__WORK INSTRUCTIONS__
Exactly repeat all the records below, omitting the images they hold.

__RECORDS SUPPLIED__
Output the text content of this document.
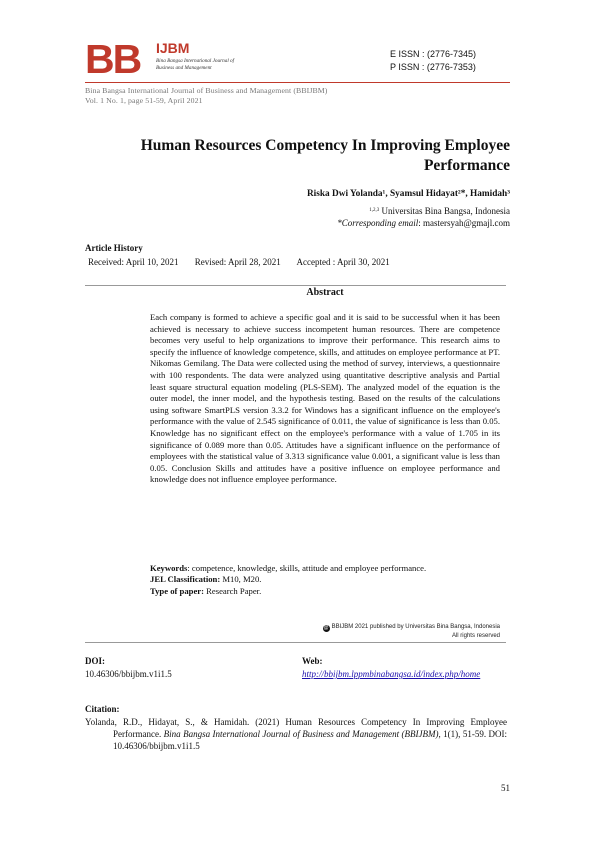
BB IJBM
Bina Bangsa International Journal of Business and Management
E ISSN : (2776-7345)
P ISSN : (2776-7353)
Bina Bangsa International Journal of Business and Management (BBIJBM)
Vol. 1 No. 1, page 51-59, April 2021
Human Resources Competency In Improving Employee
Performance
Riska Dwi Yolanda¹, Syamsul Hidayat²*, Hamidah³
$^{1,2,3}$ Universitas Bina Bangsa, Indonesia
*Corresponding email: mastersyah@gmajl.com
Article History
Received: April 10, 2021 Revised: April 28, 2021 Accepted : April 30, 2021
Abstract
Each company is formed to achieve a specific goal and it is said to be successful when it has been achieved is necessary to achieve success incompetent human resources. There are competence becomes very useful to help organizations to improve their performance. This research aims to specify the influence of knowledge competence, skills, and attitudes on employee performance at PT. Nikomas Gemilang. The Data were collected using the method of survey, interviews, a questionnaire with 100 respondents. The data were analyzed using quantitative descriptive analysis and Partial least square structural equation modeling (PLS-SEM). The analyzed model of the equation is the outer model, the inner model, and the hypothesis testing. Based on the results of the calculations using software SmartPLS version 3.3.2 for Windows has a significant influence on the employee's performance with the value of 2.545 significance of 0.011, the value of significance is less than 0.05. Knowledge has no significant effect on the employee's performance with a value of 1.705 in its significance of 0.089 more than 0.05. Attitudes have a significant influence on the performance of employees with the statistical value of 3.313 significance value 0.001, a significant value is less than 0.05. Conclusion Skills and attitudes have a positive influence on employee performance and knowledge does not influence employee performance.
Keywords: competence, knowledge, skills, attitude and employee performance.
JEL Classification: M10, M20.
Type of paper: Research Paper.
@ BBIJBM 2021 published by Universitas Bina Bangsa, Indonesia
All rights reserved
DOI:
10.46306/bbijbm.v1i1.5
Web:
http://bbijbm.lppmbinabangsa.id/index.php/home
Citation:
Yolanda, R.D., Hidayat, S., & Hamidah. (2021) Human Resources Competency In Improving Employee Performance. Bina Bangsa International Journal of Business and Management (BBIJBM), 1(1), 51-59. DOI: 10.46306/bbijbm.v1i1.5
51
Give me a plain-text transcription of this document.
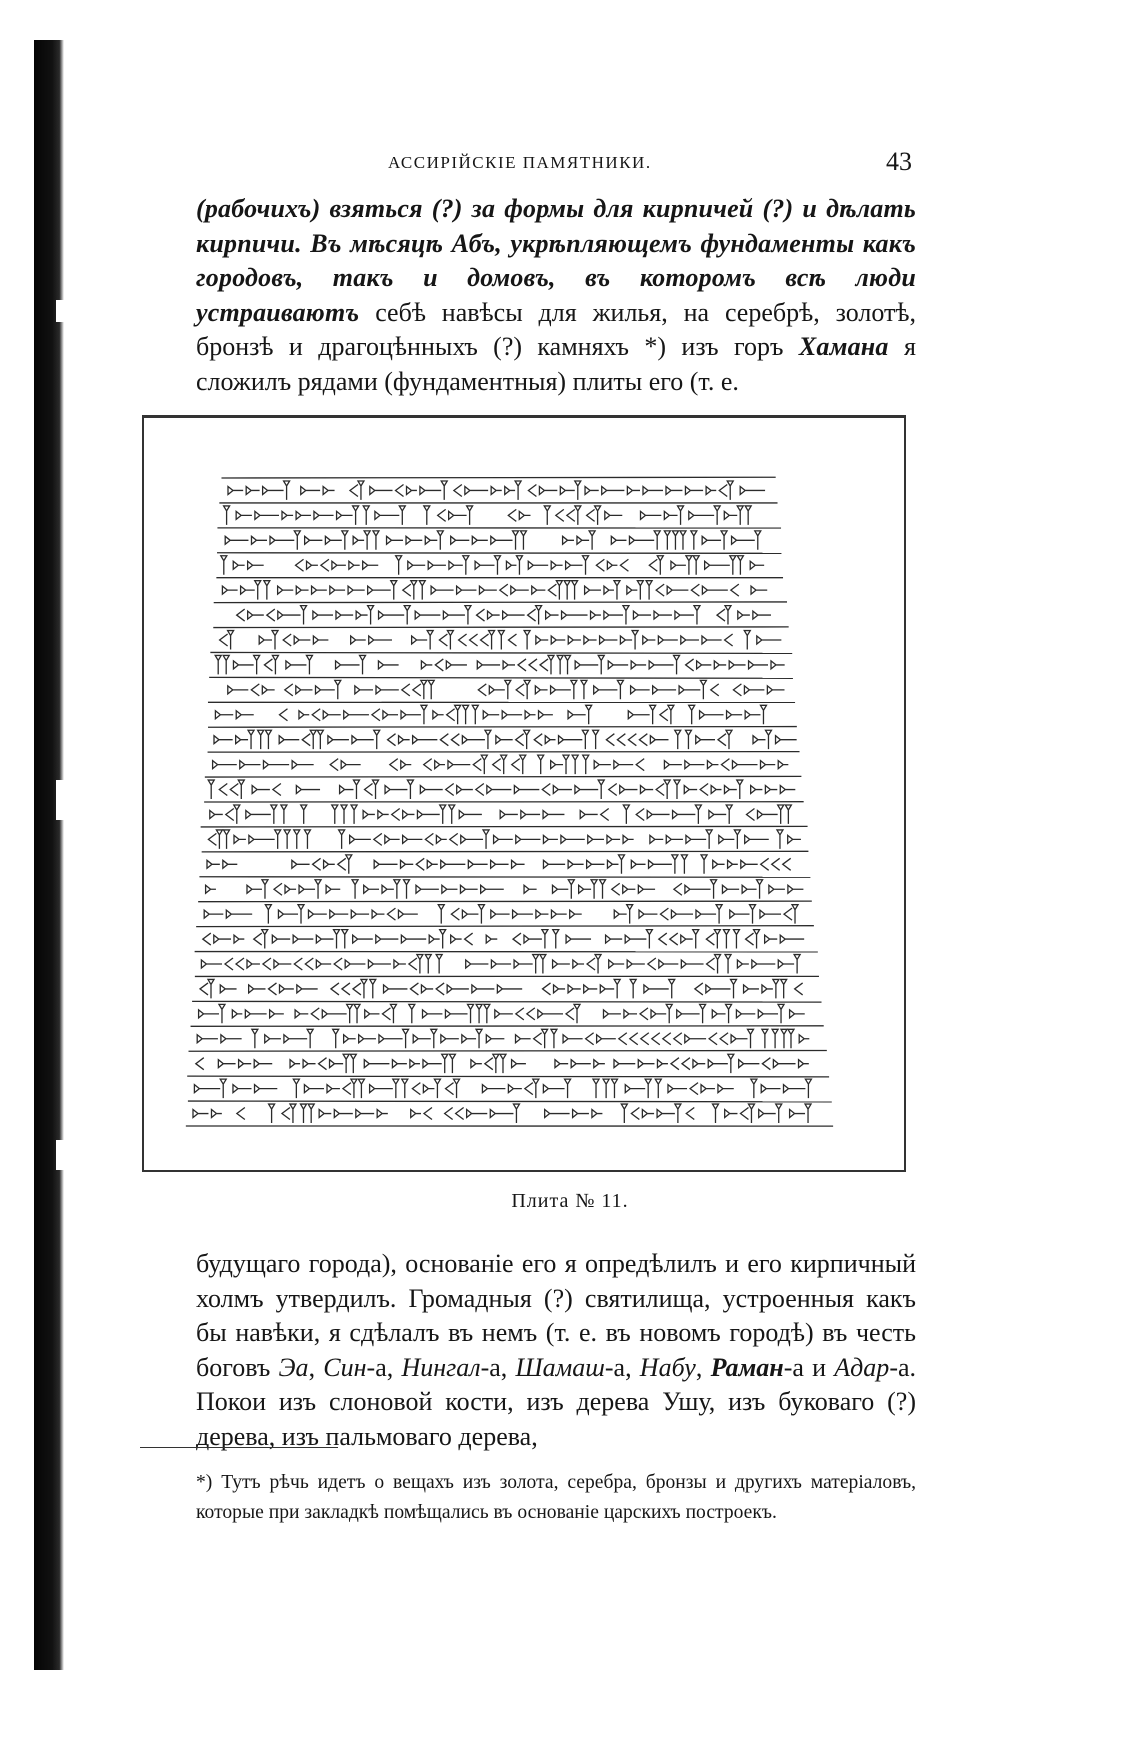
АССИРІЙСКІЕ ПАМЯТНИКИ.	43

(рабочихъ) взяться (?) за формы для кирпичей (?) и дѣлать кирпичи. Въ мѣсяцѣ Абъ, укрѣпляющемъ фундаменты какъ городовъ, такъ и домовъ, въ которомъ всѣ люди устраиваютъ себѣ навѣсы для жилья, на серебрѣ, золотѣ, бронзѣ и драгоцѣнныхъ (?) камняхъ *) изъ горъ Хамана я сложилъ рядами (фундаментныя) плиты его (т. е.

Плита № 11.

будущаго города), основаніе его я опредѣлилъ и его кирпичный холмъ утвердилъ. Громадныя (?) святилища, устроенныя какъ бы навѣки, я сдѣлалъ въ немъ (т. е. въ новомъ городѣ) въ честь боговъ Эа, Син-а, Нингал-а, Шамаш-а, Набу, Раман-а и Адар-а. Покои изъ слоновой кости, изъ дерева Ушу, изъ буковаго (?) дерева, изъ пальмоваго дерева,

*) Тутъ рѣчь идетъ о вещахъ изъ золота, серебра, бронзы и другихъ матеріаловъ, которые при закладкѣ помѣщались въ основаніе царскихъ построекъ.
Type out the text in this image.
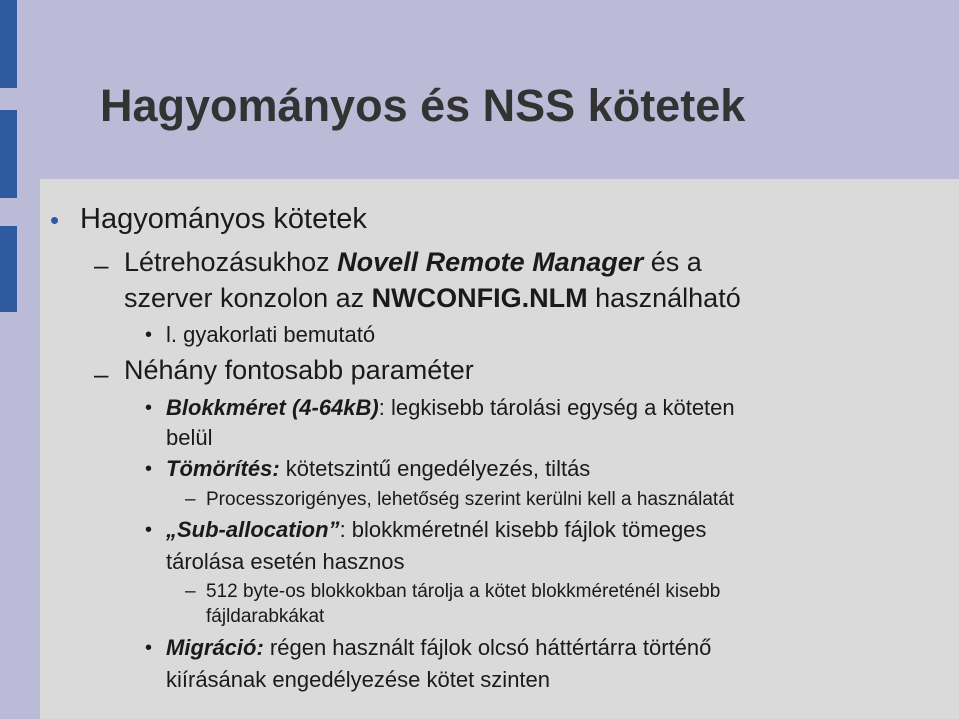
Hagyományos és NSS kötetek
• Hagyományos kötetek
– Létrehozásukhoz Novell Remote Manager és a
szerver konzolon az NWCONFIG.NLM használható
• l. gyakorlati bemutató
– Néhány fontosabb paraméter
• Blokkméret (4-64kB): legkisebb tárolási egység a köteten
belül
• Tömörítés: kötetszintű engedélyezés, tiltás
– Processzorigényes, lehetőség szerint kerülni kell a használatát
• „Sub-allocation”: blokkméretnél kisebb fájlok tömeges
tárolása esetén hasznos
– 512 byte-os blokkokban tárolja a kötet blokkméreténél kisebb
fájldarabkákat
• Migráció: régen használt fájlok olcsó háttértárra történő
kiírásának engedélyezése kötet szinten
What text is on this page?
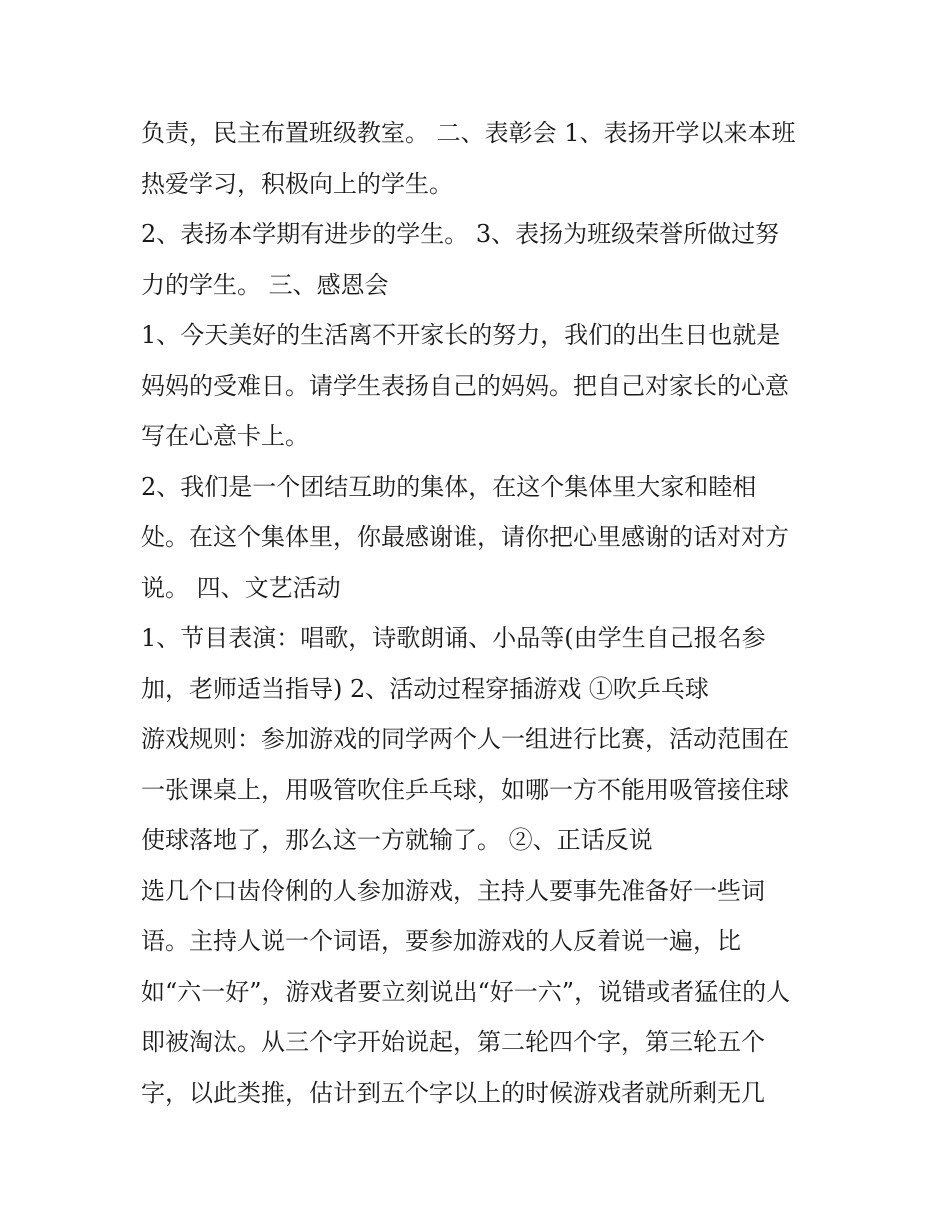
负责，民主布置班级教室。 二、表彰会 1、表扬开学以来本班
热爱学习，积极向上的学生。
2、表扬本学期有进步的学生。 3、表扬为班级荣誉所做过努
力的学生。 三、感恩会
1、今天美好的生活离不开家长的努力，我们的出生日也就是
妈妈的受难日。请学生表扬自己的妈妈。把自己对家长的心意
写在心意卡上。
2、我们是一个团结互助的集体，在这个集体里大家和睦相
处。在这个集体里，你最感谢谁，请你把心里感谢的话对对方
说。 四、文艺活动
1、节目表演：唱歌，诗歌朗诵、小品等(由学生自己报名参
加，老师适当指导) 2、活动过程穿插游戏 ①吹乒乓球
游戏规则：参加游戏的同学两个人一组进行比赛，活动范围在
一张课桌上，用吸管吹住乒乓球，如哪一方不能用吸管接住球
使球落地了，那么这一方就输了。 ②、正话反说
选几个口齿伶俐的人参加游戏，主持人要事先准备好一些词
语。主持人说一个词语，要参加游戏的人反着说一遍，比
如“六一好”，游戏者要立刻说出“好一六”，说错或者猛住的人
即被淘汰。从三个字开始说起，第二轮四个字，第三轮五个
字，以此类推，估计到五个字以上的时候游戏者就所剩无几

__SOLUTION BELOW__
Output the text content of this document.
BB IJBM
Bina Bangsa International Journal of Business and Management
E ISSN : (2776-7345)
P ISSN : (2776-7353)
Bina Bangsa International Journal of Business and Management (BBIJBM)
Vol. 1 No. 1, page 51-59, April 2021
Human Resources Competency In Improving Employee
Performance
Riska Dwi Yolanda¹, Syamsul Hidayat²*, Hamidah³
$^{1,2,3}$ Universitas Bina Bangsa, Indonesia
*Corresponding email: mastersyah@gmajl.com
Article History
Received: April 10, 2021 Revised: April 28, 2021 Accepted : April 30, 2021
Abstract
Each company is formed to achieve a specific goal and it is said to be successful when it has been achieved is necessary to achieve success incompetent human resources. There are competence becomes very useful to help organizations to improve their performance. This research aims to specify the influence of knowledge competence, skills, and attitudes on employee performance at PT. Nikomas Gemilang. The Data were collected using the method of survey, interviews, a questionnaire with 100 respondents. The data were analyzed using quantitative descriptive analysis and Partial least square structural equation modeling (PLS-SEM). The analyzed model of the equation is the outer model, the inner model, and the hypothesis testing. Based on the results of the calculations using software SmartPLS version 3.3.2 for Windows has a significant influence on the employee's performance with the value of 2.545 significance of 0.011, the value of significance is less than 0.05. Knowledge has no significant effect on the employee's performance with a value of 1.705 in its significance of 0.089 more than 0.05. Attitudes have a significant influence on the performance of employees with the statistical value of 3.313 significance value 0.001, a significant value is less than 0.05. Conclusion Skills and attitudes have a positive influence on employee performance and knowledge does not influence employee performance.
Keywords: competence, knowledge, skills, attitude and employee performance.
JEL Classification: M10, M20.
Type of paper: Research Paper.
@ BBIJBM 2021 published by Universitas Bina Bangsa, Indonesia
All rights reserved
DOI:
10.46306/bbijbm.v1i1.5
Web:
http://bbijbm.lppmbinabangsa.id/index.php/home
Citation:
Yolanda, R.D., Hidayat, S., & Hamidah. (2021) Human Resources Competency In Improving Employee Performance. Bina Bangsa International Journal of Business and Management (BBIJBM), 1(1), 51-59. DOI: 10.46306/bbijbm.v1i1.5
51
Give me a plain-text transcription of this document.
АССИРІЙСКІЕ ПАМЯТНИКИ.	43

(рабочихъ) взяться (?) за формы для кирпичей (?) и дѣлать кирпичи. Въ мѣсяцѣ Абъ, укрѣпляющемъ фундаменты какъ городовъ, такъ и домовъ, въ которомъ всѣ люди устраиваютъ себѣ навѣсы для жилья, на серебрѣ, золотѣ, бронзѣ и драгоцѣнныхъ (?) камняхъ *) изъ горъ Хамана я сложилъ рядами (фундаментныя) плиты его (т. е.

Плита № 11.

будущаго города), основаніе его я опредѣлилъ и его кирпичный холмъ утвердилъ. Громадныя (?) святилища, устроенныя какъ бы навѣки, я сдѣлалъ въ немъ (т. е. въ новомъ городѣ) въ честь боговъ Эа, Син-а, Нингал-а, Шамаш-а, Набу, Раман-а и Адар-а. Покои изъ слоновой кости, изъ дерева Ушу, изъ буковаго (?) дерева, изъ пальмоваго дерева,

*) Тутъ рѣчь идетъ о вещахъ изъ золота, серебра, бронзы и другихъ матеріаловъ, которые при закладкѣ помѣщались въ основаніе царскихъ построекъ.
Type out the text in this image.
Hagyományos és NSS kötetek
• Hagyományos kötetek
– Létrehozásukhoz Novell Remote Manager és a
szerver konzolon az NWCONFIG.NLM használható
• l. gyakorlati bemutató
– Néhány fontosabb paraméter
• Blokkméret (4-64kB): legkisebb tárolási egység a köteten
belül
• Tömörítés: kötetszintű engedélyezés, tiltás
– Processzorigényes, lehetőség szerint kerülni kell a használatát
• „Sub-allocation”: blokkméretnél kisebb fájlok tömeges
tárolása esetén hasznos
– 512 byte-os blokkokban tárolja a kötet blokkméreténél kisebb
fájldarabkákat
• Migráció: régen használt fájlok olcsó háttértárra történő
kiírásának engedélyezése kötet szinten
What text is on this page?
负责，民主布置班级教室。 二、表彰会 1、表扬开学以来本班
热爱学习，积极向上的学生。
2、表扬本学期有进步的学生。 3、表扬为班级荣誉所做过努
力的学生。 三、感恩会
1、今天美好的生活离不开家长的努力，我们的出生日也就是
妈妈的受难日。请学生表扬自己的妈妈。把自己对家长的心意
写在心意卡上。
2、我们是一个团结互助的集体，在这个集体里大家和睦相
处。在这个集体里，你最感谢谁，请你把心里感谢的话对对方
说。 四、文艺活动
1、节目表演：唱歌，诗歌朗诵、小品等(由学生自己报名参
加，老师适当指导) 2、活动过程穿插游戏 ①吹乒乓球
游戏规则：参加游戏的同学两个人一组进行比赛，活动范围在
一张课桌上，用吸管吹住乒乓球，如哪一方不能用吸管接住球
使球落地了，那么这一方就输了。 ②、正话反说
选几个口齿伶俐的人参加游戏，主持人要事先准备好一些词
语。主持人说一个词语，要参加游戏的人反着说一遍，比
如“六一好”，游戏者要立刻说出“好一六”，说错或者猛住的人
即被淘汰。从三个字开始说起，第二轮四个字，第三轮五个
字，以此类推，估计到五个字以上的时候游戏者就所剩无几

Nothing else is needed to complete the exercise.